Work instructions: Show each line that has the string "compren" in it.

Data entries:
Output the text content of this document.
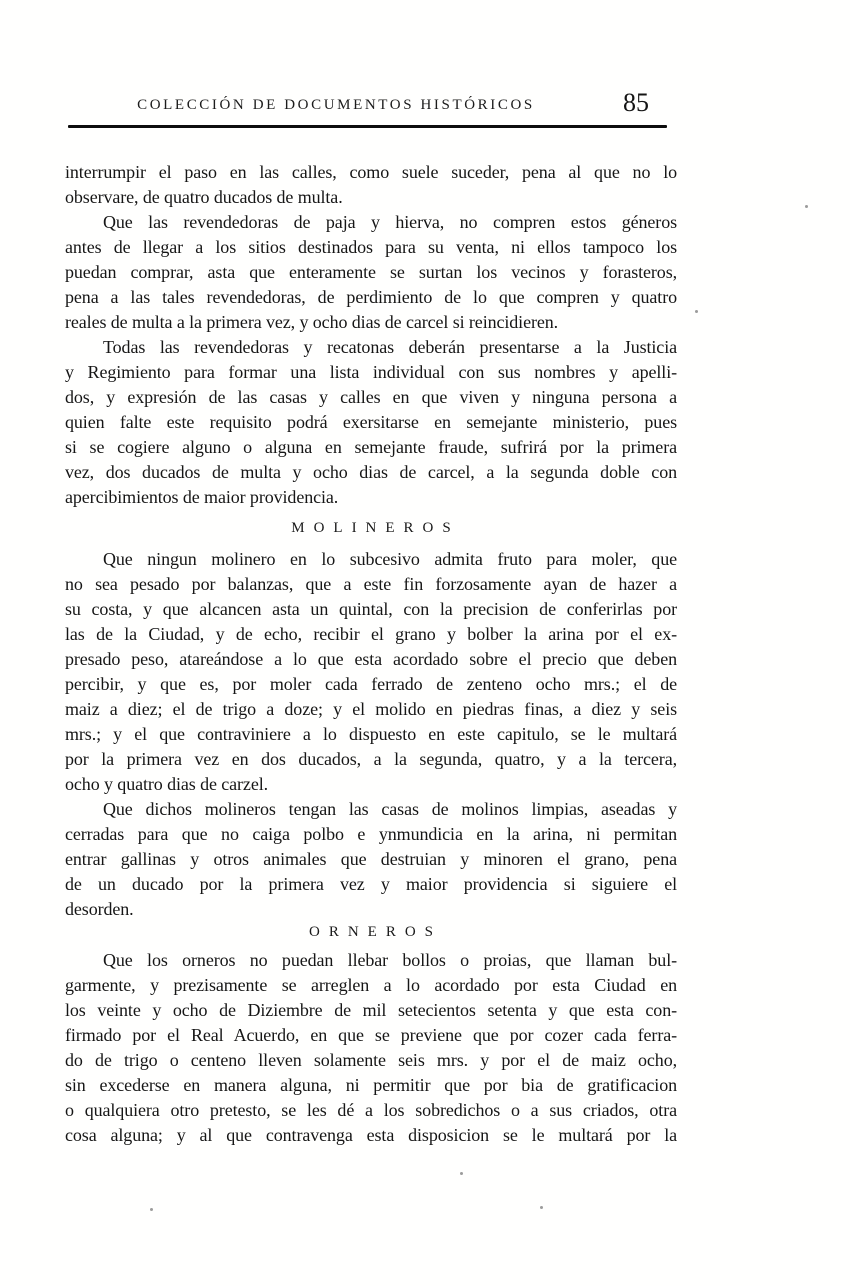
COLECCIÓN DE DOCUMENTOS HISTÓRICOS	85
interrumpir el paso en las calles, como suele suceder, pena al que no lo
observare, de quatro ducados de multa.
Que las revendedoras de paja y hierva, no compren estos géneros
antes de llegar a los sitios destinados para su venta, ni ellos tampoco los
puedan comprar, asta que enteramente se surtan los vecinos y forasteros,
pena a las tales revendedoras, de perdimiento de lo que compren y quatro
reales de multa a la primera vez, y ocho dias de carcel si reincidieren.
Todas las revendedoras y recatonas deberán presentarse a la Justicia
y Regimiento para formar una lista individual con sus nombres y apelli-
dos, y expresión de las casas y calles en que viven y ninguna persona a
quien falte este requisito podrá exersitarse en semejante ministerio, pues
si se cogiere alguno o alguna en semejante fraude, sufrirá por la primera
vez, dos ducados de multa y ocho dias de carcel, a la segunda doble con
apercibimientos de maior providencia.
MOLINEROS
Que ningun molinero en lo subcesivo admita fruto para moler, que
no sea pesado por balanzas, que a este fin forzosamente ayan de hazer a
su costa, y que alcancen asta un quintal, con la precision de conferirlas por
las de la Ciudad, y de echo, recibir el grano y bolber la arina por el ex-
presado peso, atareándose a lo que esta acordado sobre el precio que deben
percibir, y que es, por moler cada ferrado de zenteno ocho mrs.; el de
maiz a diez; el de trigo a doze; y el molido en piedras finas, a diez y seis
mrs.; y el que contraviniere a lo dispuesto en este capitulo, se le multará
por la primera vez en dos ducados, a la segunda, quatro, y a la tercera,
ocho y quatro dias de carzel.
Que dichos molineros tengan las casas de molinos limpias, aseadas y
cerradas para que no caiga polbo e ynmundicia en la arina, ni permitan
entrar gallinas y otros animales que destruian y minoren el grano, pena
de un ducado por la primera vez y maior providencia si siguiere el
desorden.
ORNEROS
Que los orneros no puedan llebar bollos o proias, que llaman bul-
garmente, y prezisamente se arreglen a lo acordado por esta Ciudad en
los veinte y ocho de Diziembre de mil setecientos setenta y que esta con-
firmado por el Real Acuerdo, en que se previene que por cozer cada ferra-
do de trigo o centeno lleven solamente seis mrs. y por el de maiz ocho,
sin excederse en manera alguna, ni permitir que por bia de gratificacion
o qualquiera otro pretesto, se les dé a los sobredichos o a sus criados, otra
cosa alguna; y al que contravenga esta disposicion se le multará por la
---
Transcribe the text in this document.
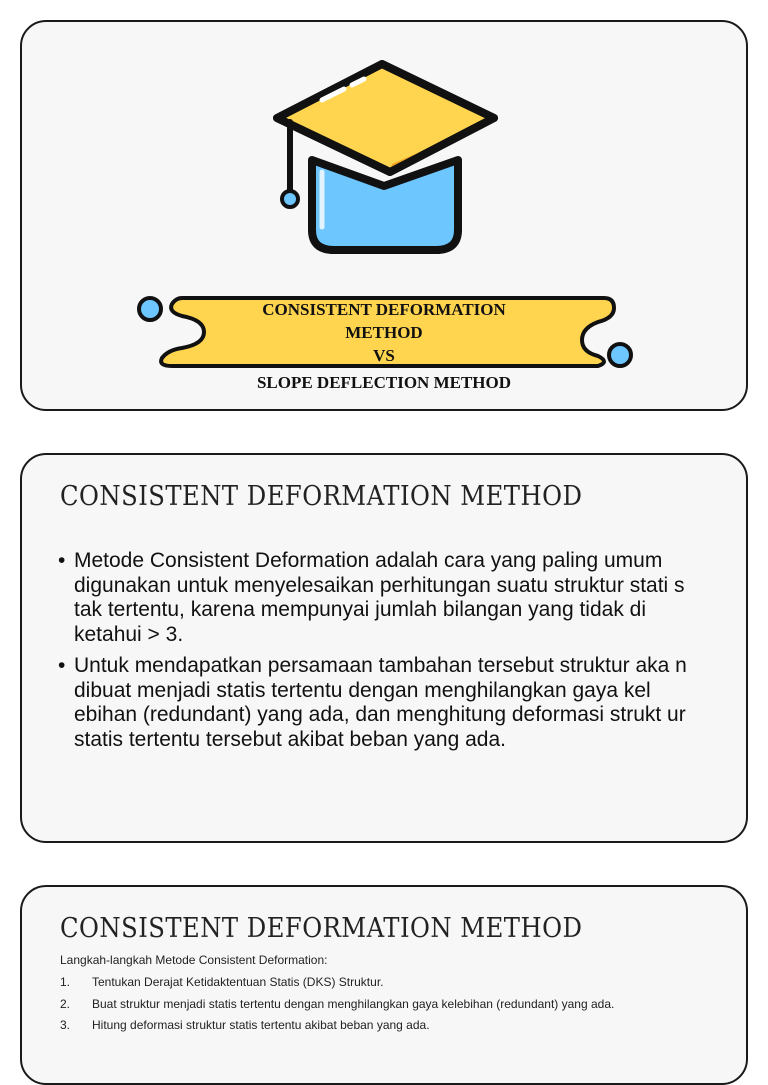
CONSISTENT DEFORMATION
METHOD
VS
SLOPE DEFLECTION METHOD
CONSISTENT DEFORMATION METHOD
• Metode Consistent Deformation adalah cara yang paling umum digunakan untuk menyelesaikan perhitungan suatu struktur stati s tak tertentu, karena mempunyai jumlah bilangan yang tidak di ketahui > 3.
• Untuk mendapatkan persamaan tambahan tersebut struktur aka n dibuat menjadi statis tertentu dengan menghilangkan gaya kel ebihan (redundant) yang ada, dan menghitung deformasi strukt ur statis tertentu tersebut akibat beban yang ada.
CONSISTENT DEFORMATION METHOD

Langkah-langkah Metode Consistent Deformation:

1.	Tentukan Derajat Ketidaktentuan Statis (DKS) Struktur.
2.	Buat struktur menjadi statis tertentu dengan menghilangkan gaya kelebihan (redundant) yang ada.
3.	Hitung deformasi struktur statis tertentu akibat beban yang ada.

Written answer:
Que las revendedoras de paja y hierva, no compren estos géneros
pena a las tales revendedoras, de perdimiento de lo que compren y quatro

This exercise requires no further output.